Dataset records
......
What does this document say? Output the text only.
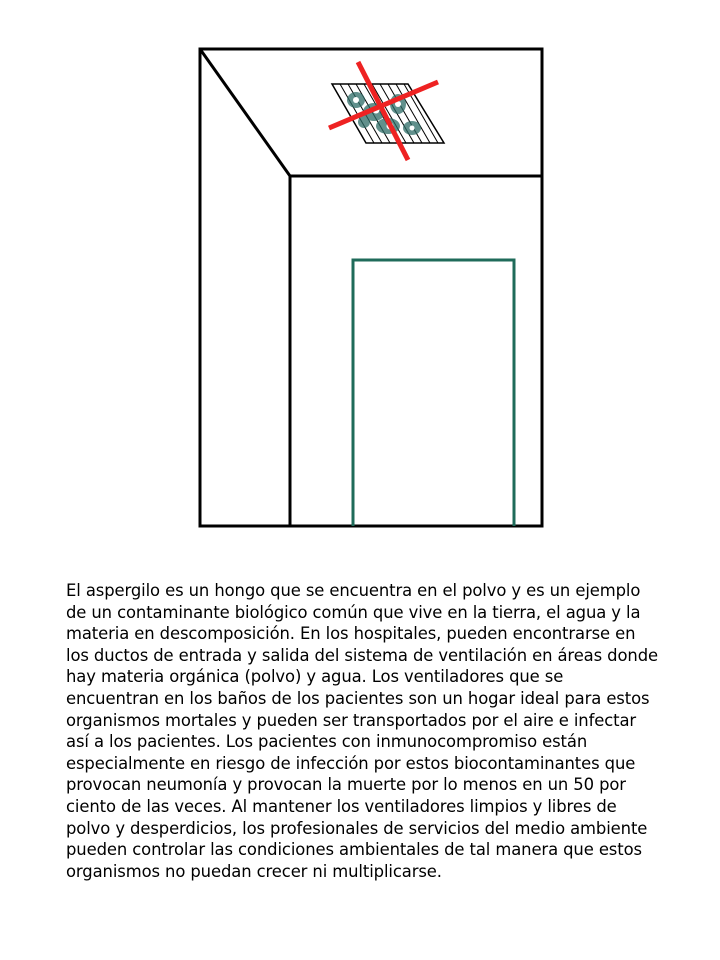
El aspergilo es un hongo que se encuentra en el polvo y es un ejemplo
de un contaminante biológico común que vive en la tierra, el agua y la
materia en descomposición. En los hospitales, pueden encontrarse en
los ductos de entrada y salida del sistema de ventilación en áreas donde
hay materia orgánica (polvo) y agua. Los ventiladores que se
encuentran en los baños de los pacientes son un hogar ideal para estos
organismos mortales y pueden ser transportados por el aire e infectar
así a los pacientes. Los pacientes con inmunocompromiso están
especialmente en riesgo de infección por estos biocontaminantes que
provocan neumonía y provocan la muerte por lo menos en un 50 por
ciento de las veces. Al mantener los ventiladores limpios y libres de
polvo y desperdicios, los profesionales de servicios del medio ambiente
pueden controlar las condiciones ambientales de tal manera que estos
organismos no puedan crecer ni multiplicarse.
......
Collect the lines that hold "agua".

de un contaminante biológico común que vive en la tierra, el agua y la
hay materia orgánica (polvo) y agua. Los ventiladores que se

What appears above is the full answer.